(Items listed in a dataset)
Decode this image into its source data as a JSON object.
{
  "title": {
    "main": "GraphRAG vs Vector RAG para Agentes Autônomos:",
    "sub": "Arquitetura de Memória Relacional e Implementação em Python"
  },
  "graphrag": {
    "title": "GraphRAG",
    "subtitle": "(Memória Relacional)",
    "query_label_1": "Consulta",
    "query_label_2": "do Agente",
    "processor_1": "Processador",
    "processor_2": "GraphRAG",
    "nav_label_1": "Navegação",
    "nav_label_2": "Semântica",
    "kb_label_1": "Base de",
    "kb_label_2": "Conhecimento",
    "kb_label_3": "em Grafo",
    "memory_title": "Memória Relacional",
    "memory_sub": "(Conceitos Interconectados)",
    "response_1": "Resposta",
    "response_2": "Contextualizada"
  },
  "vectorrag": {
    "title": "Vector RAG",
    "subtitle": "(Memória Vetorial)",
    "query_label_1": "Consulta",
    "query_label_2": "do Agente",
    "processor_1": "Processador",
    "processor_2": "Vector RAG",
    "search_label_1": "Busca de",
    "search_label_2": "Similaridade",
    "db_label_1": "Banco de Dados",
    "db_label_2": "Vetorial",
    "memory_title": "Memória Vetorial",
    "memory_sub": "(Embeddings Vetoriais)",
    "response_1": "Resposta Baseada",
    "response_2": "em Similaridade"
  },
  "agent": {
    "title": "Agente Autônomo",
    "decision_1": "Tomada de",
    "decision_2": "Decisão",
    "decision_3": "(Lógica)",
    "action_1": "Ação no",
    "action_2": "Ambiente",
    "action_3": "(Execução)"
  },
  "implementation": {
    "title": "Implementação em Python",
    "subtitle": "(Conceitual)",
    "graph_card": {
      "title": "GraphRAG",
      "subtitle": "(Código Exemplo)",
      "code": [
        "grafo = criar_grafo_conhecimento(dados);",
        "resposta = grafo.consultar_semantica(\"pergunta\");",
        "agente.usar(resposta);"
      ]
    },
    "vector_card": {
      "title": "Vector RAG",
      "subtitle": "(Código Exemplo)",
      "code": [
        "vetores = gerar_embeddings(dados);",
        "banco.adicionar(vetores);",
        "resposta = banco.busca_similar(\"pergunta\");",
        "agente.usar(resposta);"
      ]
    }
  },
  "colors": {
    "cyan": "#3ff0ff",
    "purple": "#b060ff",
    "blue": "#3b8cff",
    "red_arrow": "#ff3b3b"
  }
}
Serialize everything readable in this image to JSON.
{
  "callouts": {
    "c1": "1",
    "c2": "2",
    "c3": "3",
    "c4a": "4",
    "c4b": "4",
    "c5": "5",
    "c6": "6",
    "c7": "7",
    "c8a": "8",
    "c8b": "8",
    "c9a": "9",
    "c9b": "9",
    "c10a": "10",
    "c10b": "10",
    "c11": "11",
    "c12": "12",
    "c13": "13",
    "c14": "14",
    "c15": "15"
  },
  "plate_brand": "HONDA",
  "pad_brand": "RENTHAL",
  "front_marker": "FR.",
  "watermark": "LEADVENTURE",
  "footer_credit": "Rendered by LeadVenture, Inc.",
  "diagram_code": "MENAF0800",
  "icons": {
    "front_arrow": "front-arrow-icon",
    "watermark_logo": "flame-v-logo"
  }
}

=== The task ===
Retype every entry above, word for word.

=== Completed task ===
Decode this image into its source data as a JSON object.
{
  "title": {
    "main": "GraphRAG vs Vector RAG para Agentes Autônomos:",
    "sub": "Arquitetura de Memória Relacional e Implementação em Python"
  },
  "graphrag": {
    "title": "GraphRAG",
    "subtitle": "(Memória Relacional)",
    "query_label_1": "Consulta",
    "query_label_2": "do Agente",
    "processor_1": "Processador",
    "processor_2": "GraphRAG",
    "nav_label_1": "Navegação",
    "nav_label_2": "Semântica",
    "kb_label_1": "Base de",
    "kb_label_2": "Conhecimento",
    "kb_label_3": "em Grafo",
    "memory_title": "Memória Relacional",
    "memory_sub": "(Conceitos Interconectados)",
    "response_1": "Resposta",
    "response_2": "Contextualizada"
  },
  "vectorrag": {
    "title": "Vector RAG",
    "subtitle": "(Memória Vetorial)",
    "query_label_1": "Consulta",
    "query_label_2": "do Agente",
    "processor_1": "Processador",
    "processor_2": "Vector RAG",
    "search_label_1": "Busca de",
    "search_label_2": "Similaridade",
    "db_label_1": "Banco de Dados",
    "db_label_2": "Vetorial",
    "memory_title": "Memória Vetorial",
    "memory_sub": "(Embeddings Vetoriais)",
    "response_1": "Resposta Baseada",
    "response_2": "em Similaridade"
  },
  "agent": {
    "title": "Agente Autônomo",
    "decision_1": "Tomada de",
    "decision_2": "Decisão",
    "decision_3": "(Lógica)",
    "action_1": "Ação no",
    "action_2": "Ambiente",
    "action_3": "(Execução)"
  },
  "implementation": {
    "title": "Implementação em Python",
    "subtitle": "(Conceitual)",
    "graph_card": {
      "title": "GraphRAG",
      "subtitle": "(Código Exemplo)",
      "code": [
        "grafo = criar_grafo_conhecimento(dados);",
        "resposta = grafo.consultar_semantica(\"pergunta\");",
        "agente.usar(resposta);"
      ]
    },
    "vector_card": {
      "title": "Vector RAG",
      "subtitle": "(Código Exemplo)",
      "code": [
        "vetores = gerar_embeddings(dados);",
        "banco.adicionar(vetores);",
        "resposta = banco.busca_similar(\"pergunta\");",
        "agente.usar(resposta);"
      ]
    }
  },
  "colors": {
    "cyan": "#3ff0ff",
    "purple": "#b060ff",
    "blue": "#3b8cff",
    "red_arrow": "#ff3b3b"
  }
}
Serialize everything readable in this image to JSON.
{
  "callouts": {
    "c1": "1",
    "c2": "2",
    "c3": "3",
    "c4a": "4",
    "c4b": "4",
    "c5": "5",
    "c6": "6",
    "c7": "7",
    "c8a": "8",
    "c8b": "8",
    "c9a": "9",
    "c9b": "9",
    "c10a": "10",
    "c10b": "10",
    "c11": "11",
    "c12": "12",
    "c13": "13",
    "c14": "14",
    "c15": "15"
  },
  "plate_brand": "HONDA",
  "pad_brand": "RENTHAL",
  "front_marker": "FR.",
  "watermark": "LEADVENTURE",
  "footer_credit": "Rendered by LeadVenture, Inc.",
  "diagram_code": "MENAF0800",
  "icons": {
    "front_arrow": "front-arrow-icon",
    "watermark_logo": "flame-v-logo"
  }
}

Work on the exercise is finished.